# WHAT TO PRODUCE:
Find each line with the string "Black" and report it.
--- DATA EXTRACT ---
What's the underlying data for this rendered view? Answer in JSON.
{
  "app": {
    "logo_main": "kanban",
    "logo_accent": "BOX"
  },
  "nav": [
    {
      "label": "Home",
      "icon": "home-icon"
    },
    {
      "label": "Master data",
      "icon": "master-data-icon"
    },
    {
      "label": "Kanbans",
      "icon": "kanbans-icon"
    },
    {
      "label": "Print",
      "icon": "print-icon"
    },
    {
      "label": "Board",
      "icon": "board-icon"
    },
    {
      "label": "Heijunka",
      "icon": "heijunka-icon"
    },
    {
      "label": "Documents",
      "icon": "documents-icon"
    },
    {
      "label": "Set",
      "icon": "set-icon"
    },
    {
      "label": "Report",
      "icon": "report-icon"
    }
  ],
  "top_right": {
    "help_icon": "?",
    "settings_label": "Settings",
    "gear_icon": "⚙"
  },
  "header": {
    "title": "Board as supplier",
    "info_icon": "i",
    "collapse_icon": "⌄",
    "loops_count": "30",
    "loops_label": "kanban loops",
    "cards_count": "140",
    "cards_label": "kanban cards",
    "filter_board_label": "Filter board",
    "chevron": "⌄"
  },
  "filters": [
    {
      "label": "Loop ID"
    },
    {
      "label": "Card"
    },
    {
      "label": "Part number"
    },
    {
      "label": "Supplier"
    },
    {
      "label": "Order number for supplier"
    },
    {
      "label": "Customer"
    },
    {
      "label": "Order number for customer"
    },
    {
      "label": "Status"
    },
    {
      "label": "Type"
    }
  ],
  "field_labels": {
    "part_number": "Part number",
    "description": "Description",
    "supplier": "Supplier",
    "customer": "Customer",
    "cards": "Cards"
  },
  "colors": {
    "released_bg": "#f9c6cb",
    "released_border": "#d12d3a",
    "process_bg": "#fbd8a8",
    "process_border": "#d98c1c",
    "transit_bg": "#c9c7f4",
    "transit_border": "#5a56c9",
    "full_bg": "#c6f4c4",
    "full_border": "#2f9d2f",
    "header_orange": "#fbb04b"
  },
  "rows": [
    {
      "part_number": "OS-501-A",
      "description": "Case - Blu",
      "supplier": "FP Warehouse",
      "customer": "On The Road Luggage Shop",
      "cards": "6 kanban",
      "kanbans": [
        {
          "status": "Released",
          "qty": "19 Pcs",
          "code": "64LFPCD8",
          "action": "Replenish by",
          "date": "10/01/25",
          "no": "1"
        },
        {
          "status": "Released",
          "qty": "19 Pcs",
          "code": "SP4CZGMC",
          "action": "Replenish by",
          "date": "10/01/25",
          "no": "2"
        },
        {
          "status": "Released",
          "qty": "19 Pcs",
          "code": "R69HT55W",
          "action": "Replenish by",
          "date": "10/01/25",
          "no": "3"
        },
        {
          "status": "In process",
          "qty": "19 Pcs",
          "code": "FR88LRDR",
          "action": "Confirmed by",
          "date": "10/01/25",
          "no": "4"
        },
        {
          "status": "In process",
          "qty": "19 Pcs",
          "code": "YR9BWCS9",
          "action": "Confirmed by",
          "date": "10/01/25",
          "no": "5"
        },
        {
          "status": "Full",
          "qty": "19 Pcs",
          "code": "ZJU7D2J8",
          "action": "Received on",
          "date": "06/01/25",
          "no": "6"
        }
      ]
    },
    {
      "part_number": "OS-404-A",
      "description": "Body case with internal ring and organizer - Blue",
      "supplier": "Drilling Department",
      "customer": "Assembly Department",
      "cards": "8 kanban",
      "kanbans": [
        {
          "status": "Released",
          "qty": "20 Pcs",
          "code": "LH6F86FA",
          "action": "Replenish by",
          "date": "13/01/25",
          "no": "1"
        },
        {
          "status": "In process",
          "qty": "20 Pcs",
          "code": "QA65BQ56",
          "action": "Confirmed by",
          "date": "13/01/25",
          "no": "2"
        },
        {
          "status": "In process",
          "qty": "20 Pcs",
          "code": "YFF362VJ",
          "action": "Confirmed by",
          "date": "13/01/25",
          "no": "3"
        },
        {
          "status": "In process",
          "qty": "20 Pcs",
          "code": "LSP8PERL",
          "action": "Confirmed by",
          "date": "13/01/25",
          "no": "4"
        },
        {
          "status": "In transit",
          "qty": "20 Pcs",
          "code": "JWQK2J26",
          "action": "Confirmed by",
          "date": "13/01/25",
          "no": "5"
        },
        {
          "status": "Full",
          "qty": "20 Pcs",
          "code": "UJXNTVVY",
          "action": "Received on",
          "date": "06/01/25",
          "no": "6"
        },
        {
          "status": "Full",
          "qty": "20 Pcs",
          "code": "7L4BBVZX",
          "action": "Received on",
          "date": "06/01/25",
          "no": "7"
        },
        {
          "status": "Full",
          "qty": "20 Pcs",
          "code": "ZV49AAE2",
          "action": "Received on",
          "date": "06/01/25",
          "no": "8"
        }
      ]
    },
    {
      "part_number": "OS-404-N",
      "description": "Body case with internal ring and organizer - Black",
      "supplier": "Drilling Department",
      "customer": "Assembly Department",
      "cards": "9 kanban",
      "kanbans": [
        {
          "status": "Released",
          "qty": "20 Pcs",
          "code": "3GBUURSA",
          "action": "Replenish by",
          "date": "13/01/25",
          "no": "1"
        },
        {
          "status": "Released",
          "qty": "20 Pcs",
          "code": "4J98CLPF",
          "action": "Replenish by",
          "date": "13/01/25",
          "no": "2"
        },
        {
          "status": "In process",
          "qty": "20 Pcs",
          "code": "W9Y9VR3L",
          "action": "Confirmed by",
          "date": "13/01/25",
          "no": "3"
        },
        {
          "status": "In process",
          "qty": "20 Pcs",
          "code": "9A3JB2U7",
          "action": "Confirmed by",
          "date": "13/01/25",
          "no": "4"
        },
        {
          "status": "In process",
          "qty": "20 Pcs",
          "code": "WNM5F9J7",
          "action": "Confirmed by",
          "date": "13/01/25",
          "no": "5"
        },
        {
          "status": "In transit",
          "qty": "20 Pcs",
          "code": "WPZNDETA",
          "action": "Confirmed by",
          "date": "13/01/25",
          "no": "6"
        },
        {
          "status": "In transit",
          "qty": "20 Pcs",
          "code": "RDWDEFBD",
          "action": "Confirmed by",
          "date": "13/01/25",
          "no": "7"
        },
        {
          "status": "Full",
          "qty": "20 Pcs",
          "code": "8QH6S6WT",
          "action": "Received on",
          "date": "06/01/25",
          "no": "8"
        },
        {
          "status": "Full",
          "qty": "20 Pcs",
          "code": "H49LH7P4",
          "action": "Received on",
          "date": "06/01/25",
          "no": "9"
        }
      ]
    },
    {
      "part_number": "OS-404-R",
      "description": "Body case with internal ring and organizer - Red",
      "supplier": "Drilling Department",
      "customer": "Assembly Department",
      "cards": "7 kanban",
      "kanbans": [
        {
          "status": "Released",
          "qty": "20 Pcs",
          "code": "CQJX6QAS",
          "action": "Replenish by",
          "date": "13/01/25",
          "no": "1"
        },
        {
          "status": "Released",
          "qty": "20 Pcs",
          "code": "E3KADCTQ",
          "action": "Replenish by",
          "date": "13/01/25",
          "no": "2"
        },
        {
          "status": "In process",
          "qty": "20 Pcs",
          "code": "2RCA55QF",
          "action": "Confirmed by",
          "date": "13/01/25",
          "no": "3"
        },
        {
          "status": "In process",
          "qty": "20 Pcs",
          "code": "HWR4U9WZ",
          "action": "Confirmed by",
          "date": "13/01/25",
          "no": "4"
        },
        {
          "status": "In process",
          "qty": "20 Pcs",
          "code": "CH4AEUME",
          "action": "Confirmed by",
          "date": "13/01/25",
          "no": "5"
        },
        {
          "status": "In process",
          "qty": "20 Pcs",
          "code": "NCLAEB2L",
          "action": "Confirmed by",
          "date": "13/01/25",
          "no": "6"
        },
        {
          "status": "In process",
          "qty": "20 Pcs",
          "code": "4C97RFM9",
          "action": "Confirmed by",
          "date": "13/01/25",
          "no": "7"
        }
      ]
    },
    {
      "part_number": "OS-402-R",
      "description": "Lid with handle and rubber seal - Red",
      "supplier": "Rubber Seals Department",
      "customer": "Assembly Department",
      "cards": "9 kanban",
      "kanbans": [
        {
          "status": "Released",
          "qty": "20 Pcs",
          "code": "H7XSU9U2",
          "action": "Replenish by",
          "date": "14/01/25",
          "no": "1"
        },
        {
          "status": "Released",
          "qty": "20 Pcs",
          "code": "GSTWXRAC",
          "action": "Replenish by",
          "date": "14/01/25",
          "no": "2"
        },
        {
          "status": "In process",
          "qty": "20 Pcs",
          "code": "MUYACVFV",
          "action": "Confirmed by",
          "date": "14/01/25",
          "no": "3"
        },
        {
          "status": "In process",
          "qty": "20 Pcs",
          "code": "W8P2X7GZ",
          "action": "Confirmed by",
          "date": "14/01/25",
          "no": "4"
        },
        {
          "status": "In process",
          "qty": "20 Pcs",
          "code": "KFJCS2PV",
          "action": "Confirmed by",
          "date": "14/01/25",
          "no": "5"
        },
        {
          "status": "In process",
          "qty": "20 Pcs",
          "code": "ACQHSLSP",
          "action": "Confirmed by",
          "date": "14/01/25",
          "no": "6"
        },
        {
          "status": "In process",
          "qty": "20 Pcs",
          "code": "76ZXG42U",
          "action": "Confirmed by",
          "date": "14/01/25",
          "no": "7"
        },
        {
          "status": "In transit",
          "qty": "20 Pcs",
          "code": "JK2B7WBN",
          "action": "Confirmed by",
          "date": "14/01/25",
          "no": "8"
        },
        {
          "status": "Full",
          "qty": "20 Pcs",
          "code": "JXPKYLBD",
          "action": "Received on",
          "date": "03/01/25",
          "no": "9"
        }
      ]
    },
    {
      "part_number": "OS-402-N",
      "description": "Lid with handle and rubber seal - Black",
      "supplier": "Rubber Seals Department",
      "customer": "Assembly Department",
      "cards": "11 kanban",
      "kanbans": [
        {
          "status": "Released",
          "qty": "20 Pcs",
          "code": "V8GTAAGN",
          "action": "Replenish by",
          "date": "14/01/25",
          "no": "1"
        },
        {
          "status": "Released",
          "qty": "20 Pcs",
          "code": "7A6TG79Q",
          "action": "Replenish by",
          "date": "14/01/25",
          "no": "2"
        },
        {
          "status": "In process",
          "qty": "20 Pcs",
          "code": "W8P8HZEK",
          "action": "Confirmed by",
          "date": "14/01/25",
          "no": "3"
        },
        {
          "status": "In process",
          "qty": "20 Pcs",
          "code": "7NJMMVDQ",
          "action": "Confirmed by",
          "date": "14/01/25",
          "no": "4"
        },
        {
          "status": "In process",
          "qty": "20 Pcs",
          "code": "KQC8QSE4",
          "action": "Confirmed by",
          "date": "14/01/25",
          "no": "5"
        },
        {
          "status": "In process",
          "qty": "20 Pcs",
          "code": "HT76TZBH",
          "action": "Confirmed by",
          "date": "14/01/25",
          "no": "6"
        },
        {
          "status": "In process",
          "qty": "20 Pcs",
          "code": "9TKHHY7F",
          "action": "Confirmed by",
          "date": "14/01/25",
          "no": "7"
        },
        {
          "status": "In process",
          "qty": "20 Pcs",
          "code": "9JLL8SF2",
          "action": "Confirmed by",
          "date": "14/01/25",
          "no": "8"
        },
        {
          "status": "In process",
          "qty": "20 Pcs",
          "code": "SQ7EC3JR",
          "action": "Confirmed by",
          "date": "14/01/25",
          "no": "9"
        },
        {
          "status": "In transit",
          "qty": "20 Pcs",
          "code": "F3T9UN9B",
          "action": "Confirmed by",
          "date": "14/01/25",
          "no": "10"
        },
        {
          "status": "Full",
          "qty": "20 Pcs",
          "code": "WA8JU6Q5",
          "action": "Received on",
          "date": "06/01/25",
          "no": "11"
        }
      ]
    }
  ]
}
---
# IN RESPONSE:
      "description": "Body case with internal ring and organizer - Black",
      "description": "Lid with handle and rubber seal - Black",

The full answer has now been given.